Entries taken from a collection:
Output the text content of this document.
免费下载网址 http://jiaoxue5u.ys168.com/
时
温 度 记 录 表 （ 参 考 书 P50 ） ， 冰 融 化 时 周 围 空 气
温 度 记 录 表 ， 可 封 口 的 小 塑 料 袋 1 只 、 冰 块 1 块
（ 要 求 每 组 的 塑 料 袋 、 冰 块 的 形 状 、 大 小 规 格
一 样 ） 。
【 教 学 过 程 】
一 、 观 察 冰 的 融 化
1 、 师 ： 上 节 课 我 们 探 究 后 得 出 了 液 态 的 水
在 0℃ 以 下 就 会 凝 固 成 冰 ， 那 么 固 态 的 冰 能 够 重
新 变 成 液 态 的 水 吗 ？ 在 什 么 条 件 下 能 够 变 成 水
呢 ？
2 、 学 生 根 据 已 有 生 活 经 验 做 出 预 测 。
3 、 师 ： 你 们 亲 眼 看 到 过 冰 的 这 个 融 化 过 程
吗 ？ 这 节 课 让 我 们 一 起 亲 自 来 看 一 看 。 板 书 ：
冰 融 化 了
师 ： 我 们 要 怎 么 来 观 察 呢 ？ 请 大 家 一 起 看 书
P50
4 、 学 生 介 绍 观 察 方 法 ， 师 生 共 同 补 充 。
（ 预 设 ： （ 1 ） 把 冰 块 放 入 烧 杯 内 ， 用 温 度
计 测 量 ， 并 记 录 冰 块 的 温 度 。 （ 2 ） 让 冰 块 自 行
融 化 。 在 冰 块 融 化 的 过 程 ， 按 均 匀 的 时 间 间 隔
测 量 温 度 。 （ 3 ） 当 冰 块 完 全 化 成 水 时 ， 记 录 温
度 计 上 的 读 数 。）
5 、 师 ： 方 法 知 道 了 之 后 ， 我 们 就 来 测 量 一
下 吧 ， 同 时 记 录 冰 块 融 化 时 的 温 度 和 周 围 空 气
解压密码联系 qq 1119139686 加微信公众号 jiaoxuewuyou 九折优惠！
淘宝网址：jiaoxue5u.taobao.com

## Set task
Transcribe every entry exactly.

## The response
Output the text content of this document.
免费下载网址 http://jiaoxue5u.ys168.com/
时
温 度 记 录 表 （ 参 考 书 P50 ） ， 冰 融 化 时 周 围 空 气
温 度 记 录 表 ， 可 封 口 的 小 塑 料 袋 1 只 、 冰 块 1 块
（ 要 求 每 组 的 塑 料 袋 、 冰 块 的 形 状 、 大 小 规 格
一 样 ） 。
【 教 学 过 程 】
一 、 观 察 冰 的 融 化
1 、 师 ： 上 节 课 我 们 探 究 后 得 出 了 液 态 的 水
在 0℃ 以 下 就 会 凝 固 成 冰 ， 那 么 固 态 的 冰 能 够 重
新 变 成 液 态 的 水 吗 ？ 在 什 么 条 件 下 能 够 变 成 水
呢 ？
2 、 学 生 根 据 已 有 生 活 经 验 做 出 预 测 。
3 、 师 ： 你 们 亲 眼 看 到 过 冰 的 这 个 融 化 过 程
吗 ？ 这 节 课 让 我 们 一 起 亲 自 来 看 一 看 。 板 书 ：
冰 融 化 了
师 ： 我 们 要 怎 么 来 观 察 呢 ？ 请 大 家 一 起 看 书
P50
4 、 学 生 介 绍 观 察 方 法 ， 师 生 共 同 补 充 。
（ 预 设 ： （ 1 ） 把 冰 块 放 入 烧 杯 内 ， 用 温 度
计 测 量 ， 并 记 录 冰 块 的 温 度 。 （ 2 ） 让 冰 块 自 行
融 化 。 在 冰 块 融 化 的 过 程 ， 按 均 匀 的 时 间 间 隔
测 量 温 度 。 （ 3 ） 当 冰 块 完 全 化 成 水 时 ， 记 录 温
度 计 上 的 读 数 。）
5 、 师 ： 方 法 知 道 了 之 后 ， 我 们 就 来 测 量 一
下 吧 ， 同 时 记 录 冰 块 融 化 时 的 温 度 和 周 围 空 气
解压密码联系 qq 1119139686 加微信公众号 jiaoxuewuyou 九折优惠！
淘宝网址：jiaoxue5u.taobao.com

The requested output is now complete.